• **Job 1**: In the listing, write out the lines from the line with "document-title-line-1: 最新长沙房屋出租合同最新版 bbox=[140, 118, 790, 176]" to the line with "body-line-9: 保证该房产真实合法有效无纠纷，并有权利出租该房屋。 第", keeping each one unchanged.

Science Fiction Studies

#27 = Volume 9, Part 2 = July 1982


H.G. Wells


[``Utopias'' is the title Wells gave the second of his talks to the Australian public. Transmitted through the facilities of the ABC on January 19, 1939, it has something of the wistful tone of his previous broadcast, "Fiction About the Future" (for the text of which, see H.G. Wells's Literary Criticism, ed. Patrick Parrinder and myself [Brighton, UK & Totawa, NJ: 1980], pp. 246-51). But in this case, the poignancy derives not from a self-deprecating sense of his own literary failures but from his awareness that a war which would soon involve Western Europe was already savaging much of the world for the second time in a generation. It is no doubt with that lugubrious prospect in mind that Wells invokes Isaiah 2:3-4 and speaks of Utopia as "a reflection of our distresses. " Even so, he sees in the progress of the literature of "if only " from "Utopias of conduct" to "Utopias of Organization" the emergence, via Francis Bacon, of something affined to the intellectual cooperation of "prepotent individuals" that he had championed in his own utopian writings: a Scientific Ideal of "perpetual criticism, increase and diffusion of...knowledge" that might yet put "this order."

This is the first time "Utopias" appears in print. The text, slightly amended to conform to SFS style, is that of the typescript in the Wells Collection at the University of Illinois and incorporates corrections in HGW's hand. It is reproduced below by special arrangement with and kind permission from A.P. Watt and Son, literary agents for the Wells Estate, which holds the copyright.—RMP]

I would like in this article to say something about a type of work, Utopian Fiction, often associated with anticipatory tales. It is not a very close association. Some Futuristic stories are indeed Utopian, but usually they have nothing in common with the Utopian spirit. They profess to foretell—more often than not, with warnings and forebodings. The Utopian story imagines a better and a happier world and makes no presence to reality. For 24 centuries at least men have been telling Utopian stories, and they are all stories arising out of discontent and escaping towards dreamland. They all express a certain appetite for life—"if only"—.

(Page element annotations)
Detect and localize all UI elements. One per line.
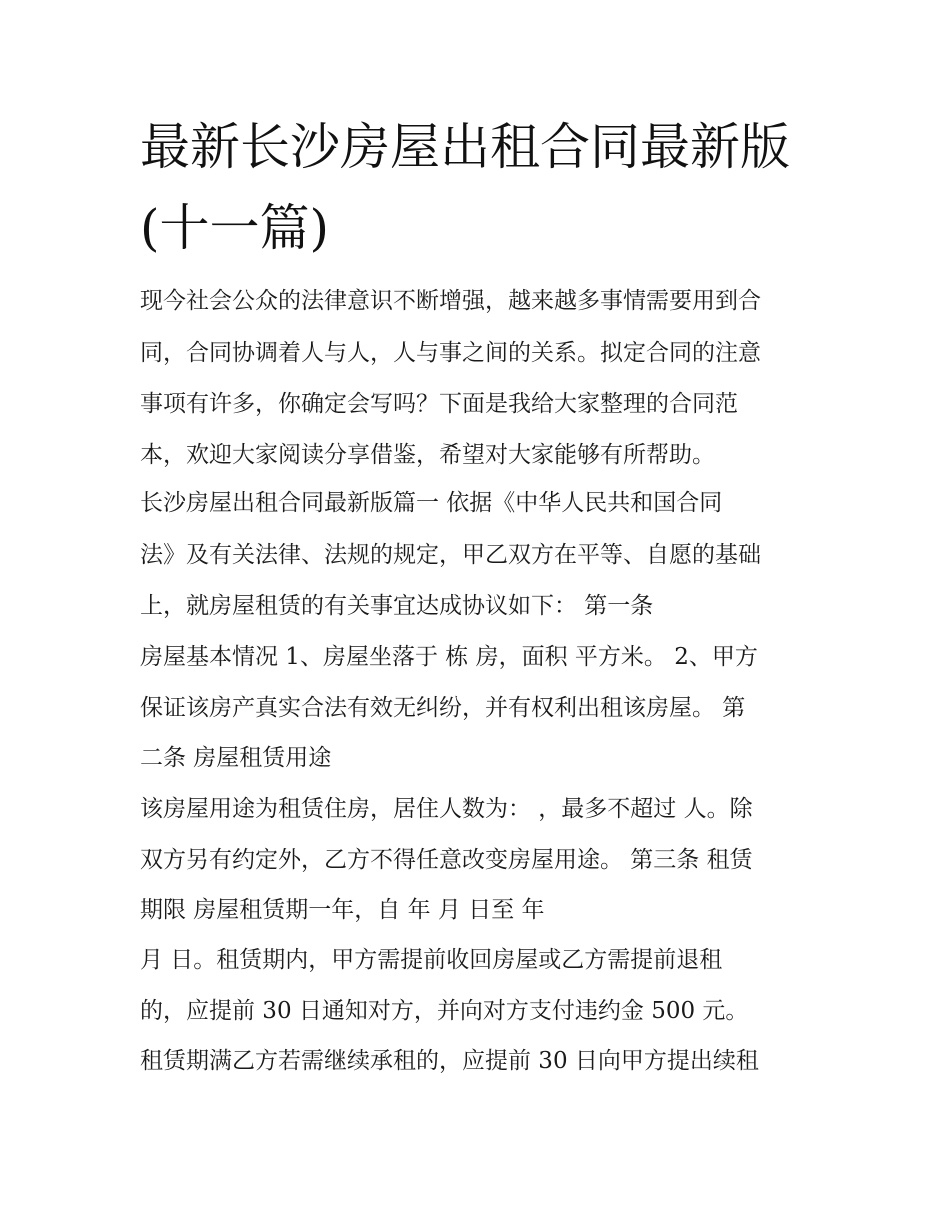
document-title-line-1: 最新长沙房屋出租合同最新版 bbox=[140, 118, 790, 176]
body-line-6: 法》及有关法律、法规的规定，甲乙双方在平等、自愿的基础 bbox=[140, 542, 761, 568]
body-line-11: 该房屋用途为租赁住房，居住人数为： ，最多不超过 人。除 bbox=[140, 796, 753, 822]
body-line-9: 保证该房产真实合法有效无纠纷，并有权利出租该房屋。 第 bbox=[140, 695, 746, 721]
body-line-14: 月 日。租赁期内，甲方需提前收回房屋或乙方需提前退租 bbox=[140, 947, 723, 973]
body-line-5: 长沙房屋出租合同最新版篇一 依据《中华人民共和国合同 bbox=[140, 490, 723, 516]
body-line-1: 现今社会公众的法律意识不断增强，越来越多事情需要用到合 bbox=[140, 288, 761, 314]
body-line-2: 同，合同协调着人与人，人与事之间的关系。拟定合同的注意 bbox=[140, 340, 761, 366]
body-line-16: 租赁期满乙方若需继续承租的，应提前 30 日向甲方提出续租 bbox=[140, 1048, 759, 1074]
body-line-10: 二条 房屋租赁用途 bbox=[140, 745, 332, 771]
body-line-3: 事项有许多，你确定会写吗？下面是我给大家整理的合同范 bbox=[140, 391, 738, 417]
body-line-13: 期限 房屋租赁期一年，自 年 月 日至 年 bbox=[140, 897, 545, 923]
body-line-4: 本，欢迎大家阅读分享借鉴，希望对大家能够有所帮助。 bbox=[140, 442, 715, 468]
body-line-7: 上，就房屋租赁的有关事宜达成协议如下： 第一条 bbox=[140, 593, 654, 619]
document-title-line-2: (十一篇) bbox=[140, 199, 330, 257]
body-line-15: 的，应提前 30 日通知对方，并向对方支付违约金 500 元。 bbox=[140, 998, 749, 1024]
body-line-12: 双方另有约定外，乙方不得任意改变房屋用途。 第三条 租赁 bbox=[140, 847, 753, 873]
body-line-8: 房屋基本情况 1、房屋坐落于 栋 房，面积 平方米。 2、甲方 bbox=[140, 644, 758, 670]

• **Job 2**: According to the passage on Wells's talk "Utopias," on what date was the talk transmitted by the ABC?

• **Final answer 1**:
document-title-line-1: 最新长沙房屋出租合同最新版 bbox=[140, 118, 790, 176]
body-line-6: 法》及有关法律、法规的规定，甲乙双方在平等、自愿的基础 bbox=[140, 542, 761, 568]
body-line-11: 该房屋用途为租赁住房，居住人数为： ，最多不超过 人。除 bbox=[140, 796, 753, 822]
body-line-9: 保证该房产真实合法有效无纠纷，并有权利出租该房屋。 第 bbox=[140, 695, 746, 721]

• **Final answer 2**: January 19, 1939